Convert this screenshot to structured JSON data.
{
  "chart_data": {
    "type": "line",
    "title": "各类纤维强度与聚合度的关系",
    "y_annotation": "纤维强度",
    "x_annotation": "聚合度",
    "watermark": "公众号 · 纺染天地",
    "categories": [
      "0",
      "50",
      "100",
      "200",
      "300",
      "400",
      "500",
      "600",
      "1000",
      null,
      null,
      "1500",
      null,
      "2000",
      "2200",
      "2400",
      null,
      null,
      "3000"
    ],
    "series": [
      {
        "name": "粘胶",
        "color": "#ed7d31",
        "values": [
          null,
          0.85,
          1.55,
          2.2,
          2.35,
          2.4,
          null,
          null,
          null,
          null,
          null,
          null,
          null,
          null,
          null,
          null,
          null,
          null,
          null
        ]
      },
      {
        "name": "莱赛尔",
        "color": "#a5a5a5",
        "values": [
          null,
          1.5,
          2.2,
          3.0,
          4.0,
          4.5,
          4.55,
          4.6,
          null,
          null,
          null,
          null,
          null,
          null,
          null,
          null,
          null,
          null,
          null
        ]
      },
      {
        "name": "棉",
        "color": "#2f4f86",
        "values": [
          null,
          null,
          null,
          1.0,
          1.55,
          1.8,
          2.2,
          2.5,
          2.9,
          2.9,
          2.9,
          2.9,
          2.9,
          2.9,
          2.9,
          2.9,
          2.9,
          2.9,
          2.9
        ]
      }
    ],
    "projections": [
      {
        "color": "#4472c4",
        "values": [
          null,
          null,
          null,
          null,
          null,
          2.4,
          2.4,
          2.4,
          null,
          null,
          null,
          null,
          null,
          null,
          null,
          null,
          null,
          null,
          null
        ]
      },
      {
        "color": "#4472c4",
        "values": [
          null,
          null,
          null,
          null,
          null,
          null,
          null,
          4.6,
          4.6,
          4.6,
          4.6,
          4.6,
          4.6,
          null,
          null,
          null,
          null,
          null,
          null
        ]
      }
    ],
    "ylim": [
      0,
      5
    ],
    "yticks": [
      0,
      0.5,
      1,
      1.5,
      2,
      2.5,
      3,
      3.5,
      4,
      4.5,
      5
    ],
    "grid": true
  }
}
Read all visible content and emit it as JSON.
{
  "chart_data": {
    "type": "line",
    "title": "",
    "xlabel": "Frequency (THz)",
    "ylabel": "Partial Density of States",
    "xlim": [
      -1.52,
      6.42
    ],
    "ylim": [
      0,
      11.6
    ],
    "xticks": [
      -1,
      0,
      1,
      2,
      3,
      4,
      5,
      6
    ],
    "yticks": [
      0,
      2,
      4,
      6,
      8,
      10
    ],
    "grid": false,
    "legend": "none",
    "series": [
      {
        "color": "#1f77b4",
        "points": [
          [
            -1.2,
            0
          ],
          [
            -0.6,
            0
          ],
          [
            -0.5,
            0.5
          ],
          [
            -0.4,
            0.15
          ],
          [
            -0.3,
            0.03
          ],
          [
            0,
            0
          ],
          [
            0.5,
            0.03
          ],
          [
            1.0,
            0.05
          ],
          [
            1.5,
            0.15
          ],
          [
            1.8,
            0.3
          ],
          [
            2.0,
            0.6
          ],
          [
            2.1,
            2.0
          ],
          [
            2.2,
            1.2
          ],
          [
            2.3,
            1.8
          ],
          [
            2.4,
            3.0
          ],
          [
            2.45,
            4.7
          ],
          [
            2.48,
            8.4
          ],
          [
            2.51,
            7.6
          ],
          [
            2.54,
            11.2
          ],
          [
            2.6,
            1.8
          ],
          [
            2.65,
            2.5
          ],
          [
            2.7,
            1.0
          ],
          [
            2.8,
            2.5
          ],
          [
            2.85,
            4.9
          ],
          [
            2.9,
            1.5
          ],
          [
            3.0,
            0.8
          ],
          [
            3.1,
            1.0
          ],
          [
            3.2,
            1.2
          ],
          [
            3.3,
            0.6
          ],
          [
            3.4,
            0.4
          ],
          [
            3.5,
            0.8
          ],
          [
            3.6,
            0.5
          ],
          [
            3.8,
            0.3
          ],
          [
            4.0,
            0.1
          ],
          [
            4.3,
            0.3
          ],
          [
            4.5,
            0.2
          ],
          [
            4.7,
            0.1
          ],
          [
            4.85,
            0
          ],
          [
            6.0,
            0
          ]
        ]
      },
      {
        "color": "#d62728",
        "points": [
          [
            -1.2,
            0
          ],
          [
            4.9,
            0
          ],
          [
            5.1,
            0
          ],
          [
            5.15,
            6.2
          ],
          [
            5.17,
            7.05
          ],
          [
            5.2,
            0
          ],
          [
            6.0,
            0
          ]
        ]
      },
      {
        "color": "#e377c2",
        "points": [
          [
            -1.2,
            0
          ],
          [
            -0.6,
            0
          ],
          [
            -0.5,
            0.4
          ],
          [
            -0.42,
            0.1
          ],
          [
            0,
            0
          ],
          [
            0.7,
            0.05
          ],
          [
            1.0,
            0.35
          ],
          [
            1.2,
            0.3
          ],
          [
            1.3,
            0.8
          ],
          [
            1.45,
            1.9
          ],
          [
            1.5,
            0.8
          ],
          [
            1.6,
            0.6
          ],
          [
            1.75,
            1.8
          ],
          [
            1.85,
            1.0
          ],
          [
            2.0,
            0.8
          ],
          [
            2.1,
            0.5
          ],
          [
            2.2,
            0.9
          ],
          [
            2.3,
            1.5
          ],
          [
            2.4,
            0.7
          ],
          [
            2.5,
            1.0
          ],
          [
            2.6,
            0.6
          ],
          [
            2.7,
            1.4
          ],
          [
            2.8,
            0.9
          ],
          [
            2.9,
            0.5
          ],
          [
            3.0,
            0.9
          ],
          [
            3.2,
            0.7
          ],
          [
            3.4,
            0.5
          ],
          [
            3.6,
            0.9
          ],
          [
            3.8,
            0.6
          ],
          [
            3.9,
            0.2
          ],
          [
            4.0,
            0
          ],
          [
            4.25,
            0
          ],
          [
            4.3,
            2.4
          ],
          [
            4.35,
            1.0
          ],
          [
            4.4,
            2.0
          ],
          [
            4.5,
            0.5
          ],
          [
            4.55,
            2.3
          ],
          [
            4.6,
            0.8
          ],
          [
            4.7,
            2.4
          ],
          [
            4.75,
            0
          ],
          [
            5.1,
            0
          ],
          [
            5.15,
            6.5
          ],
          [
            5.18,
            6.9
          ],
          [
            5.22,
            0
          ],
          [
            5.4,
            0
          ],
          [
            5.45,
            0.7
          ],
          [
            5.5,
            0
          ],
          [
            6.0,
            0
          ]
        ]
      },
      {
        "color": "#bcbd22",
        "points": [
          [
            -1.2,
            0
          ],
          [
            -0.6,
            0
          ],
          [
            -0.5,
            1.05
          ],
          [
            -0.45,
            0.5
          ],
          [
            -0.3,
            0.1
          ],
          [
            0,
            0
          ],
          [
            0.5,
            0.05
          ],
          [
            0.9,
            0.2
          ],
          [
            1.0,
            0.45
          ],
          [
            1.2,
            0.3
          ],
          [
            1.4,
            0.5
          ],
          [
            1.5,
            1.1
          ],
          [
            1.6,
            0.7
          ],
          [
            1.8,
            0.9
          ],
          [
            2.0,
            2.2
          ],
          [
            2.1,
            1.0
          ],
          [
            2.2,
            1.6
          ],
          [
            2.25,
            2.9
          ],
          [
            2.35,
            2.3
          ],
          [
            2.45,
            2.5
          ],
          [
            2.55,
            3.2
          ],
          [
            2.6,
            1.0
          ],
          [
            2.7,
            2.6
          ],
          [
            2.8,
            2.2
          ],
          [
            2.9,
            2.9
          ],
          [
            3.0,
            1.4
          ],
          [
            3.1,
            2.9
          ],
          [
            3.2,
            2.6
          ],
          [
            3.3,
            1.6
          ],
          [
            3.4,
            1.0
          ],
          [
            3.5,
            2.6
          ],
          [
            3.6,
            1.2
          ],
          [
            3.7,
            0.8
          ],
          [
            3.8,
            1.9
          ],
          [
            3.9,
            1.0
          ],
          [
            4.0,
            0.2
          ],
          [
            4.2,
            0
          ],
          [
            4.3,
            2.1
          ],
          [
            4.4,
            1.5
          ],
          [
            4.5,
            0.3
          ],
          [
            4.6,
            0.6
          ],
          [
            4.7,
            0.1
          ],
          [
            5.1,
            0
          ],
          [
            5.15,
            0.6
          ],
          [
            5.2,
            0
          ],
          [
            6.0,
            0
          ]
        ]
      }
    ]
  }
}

-.-.-

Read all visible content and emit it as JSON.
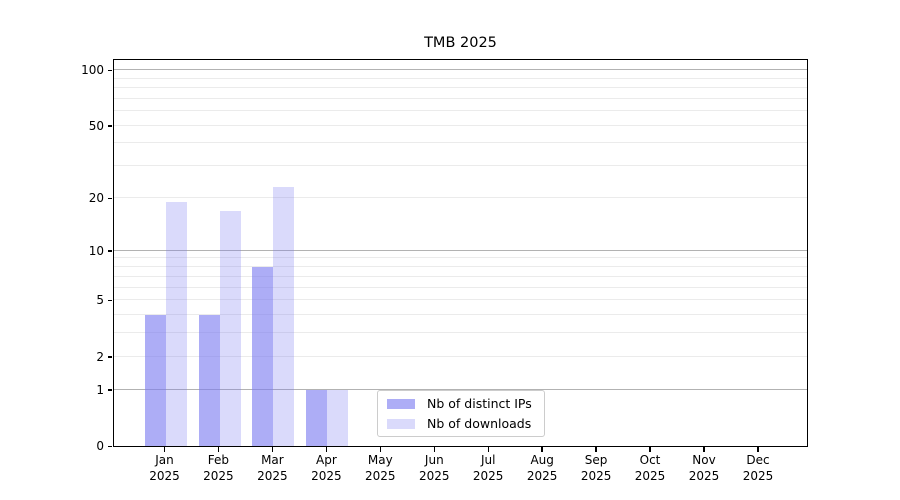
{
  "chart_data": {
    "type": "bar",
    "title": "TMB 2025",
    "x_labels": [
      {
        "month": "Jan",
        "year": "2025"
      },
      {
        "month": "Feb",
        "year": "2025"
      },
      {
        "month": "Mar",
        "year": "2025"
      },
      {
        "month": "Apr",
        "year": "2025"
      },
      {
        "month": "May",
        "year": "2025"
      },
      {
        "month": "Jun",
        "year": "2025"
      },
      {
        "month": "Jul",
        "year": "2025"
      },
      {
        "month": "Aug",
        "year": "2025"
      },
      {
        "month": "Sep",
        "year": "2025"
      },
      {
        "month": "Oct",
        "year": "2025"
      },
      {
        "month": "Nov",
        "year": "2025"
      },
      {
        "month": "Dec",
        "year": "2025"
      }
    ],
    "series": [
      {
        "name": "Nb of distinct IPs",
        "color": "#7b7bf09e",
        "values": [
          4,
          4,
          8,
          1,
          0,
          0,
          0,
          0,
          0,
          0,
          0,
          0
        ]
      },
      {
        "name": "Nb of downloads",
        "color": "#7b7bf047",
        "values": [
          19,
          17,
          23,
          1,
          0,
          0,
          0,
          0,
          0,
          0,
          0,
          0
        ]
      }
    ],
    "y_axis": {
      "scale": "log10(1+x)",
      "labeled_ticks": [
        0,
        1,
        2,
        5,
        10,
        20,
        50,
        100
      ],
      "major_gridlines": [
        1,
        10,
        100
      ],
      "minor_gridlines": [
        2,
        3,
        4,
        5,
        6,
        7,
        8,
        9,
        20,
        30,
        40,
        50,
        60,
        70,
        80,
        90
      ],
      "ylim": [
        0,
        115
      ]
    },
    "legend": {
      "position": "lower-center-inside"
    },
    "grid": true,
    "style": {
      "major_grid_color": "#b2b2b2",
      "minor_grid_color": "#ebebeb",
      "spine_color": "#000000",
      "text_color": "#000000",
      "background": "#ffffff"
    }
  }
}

-.-.-

Your instructions.
From the listing above, collect every line that mentions the word "title".

The solution.
    "title": "各类纤维强度与聚合度的关系",
    "title": "",
    "title": "TMB 2025",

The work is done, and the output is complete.